## WORK INSTRUCTIONS:
All entries below need to be written out exactly, but without their pictures.

## Dataset records on visual material:
_ _ _ _ _ _ _

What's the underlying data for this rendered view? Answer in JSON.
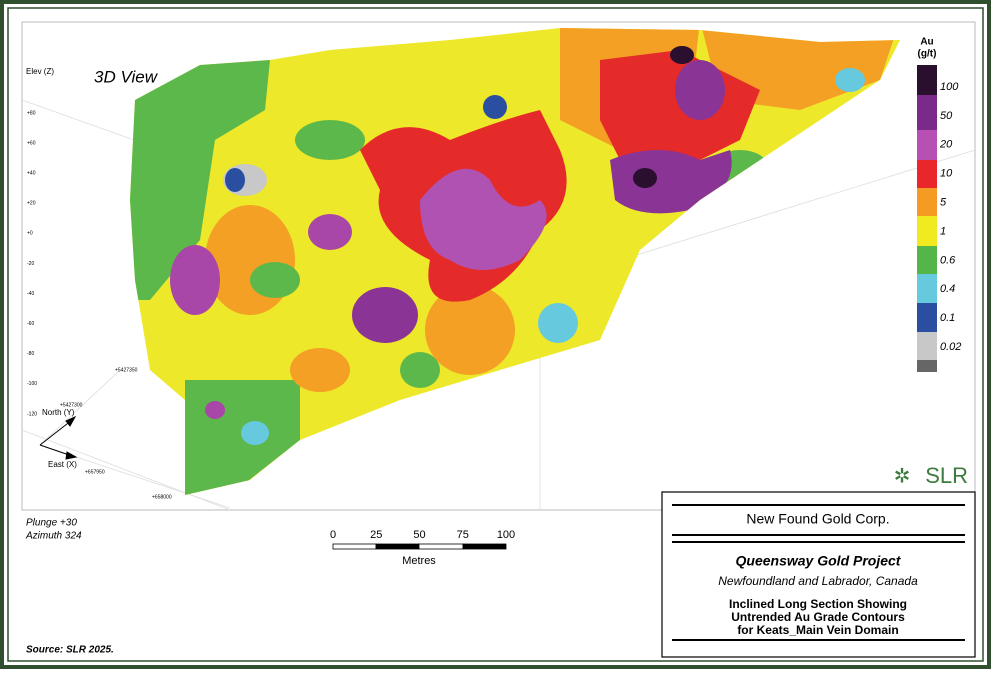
{
  "view": {
    "label": "3D View",
    "elev_axis_title": "Elev (Z)",
    "elev_ticks": [
      "+80",
      "+60",
      "+40",
      "+20",
      "+0",
      "-20",
      "-40",
      "-60",
      "-80",
      "-100",
      "-120"
    ],
    "north_ticks": [
      "+5427350",
      "+5427300"
    ],
    "east_ticks": [
      "+657950",
      "+658000"
    ],
    "north_label": "North (Y)",
    "east_label": "East (X)",
    "plunge": "Plunge +30",
    "azimuth": "Azimuth 324",
    "logo": "SLR"
  },
  "legend": {
    "title": [
      "Au",
      "(g/t)"
    ],
    "labels": [
      "100",
      "50",
      "20",
      "10",
      "5",
      "1",
      "0.6",
      "0.4",
      "0.1",
      "0.02"
    ]
  },
  "scale_bar": {
    "ticks": [
      "0",
      "25",
      "50",
      "75",
      "100"
    ],
    "unit": "Metres"
  },
  "title_block": {
    "company": "New Found Gold Corp.",
    "project": "Queensway Gold Project",
    "location": "Newfoundland and Labrador, Canada",
    "description": [
      "Inclined Long Section Showing",
      "Untrended Au Grade Contours",
      "for Keats_Main Vein Domain"
    ]
  },
  "source": "Source: SLR 2025."
}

_ _ _ _ _ _ _

## FULL RESPONSE:
What's the underlying data for this rendered view? Answer in JSON.
{
  "view": {
    "label": "3D View",
    "elev_axis_title": "Elev (Z)",
    "elev_ticks": [
      "+80",
      "+60",
      "+40",
      "+20",
      "+0",
      "-20",
      "-40",
      "-60",
      "-80",
      "-100",
      "-120"
    ],
    "north_ticks": [
      "+5427350",
      "+5427300"
    ],
    "east_ticks": [
      "+657950",
      "+658000"
    ],
    "north_label": "North (Y)",
    "east_label": "East (X)",
    "plunge": "Plunge +30",
    "azimuth": "Azimuth 324",
    "logo": "SLR"
  },
  "legend": {
    "title": [
      "Au",
      "(g/t)"
    ],
    "labels": [
      "100",
      "50",
      "20",
      "10",
      "5",
      "1",
      "0.6",
      "0.4",
      "0.1",
      "0.02"
    ]
  },
  "scale_bar": {
    "ticks": [
      "0",
      "25",
      "50",
      "75",
      "100"
    ],
    "unit": "Metres"
  },
  "title_block": {
    "company": "New Found Gold Corp.",
    "project": "Queensway Gold Project",
    "location": "Newfoundland and Labrador, Canada",
    "description": [
      "Inclined Long Section Showing",
      "Untrended Au Grade Contours",
      "for Keats_Main Vein Domain"
    ]
  },
  "source": "Source: SLR 2025."
}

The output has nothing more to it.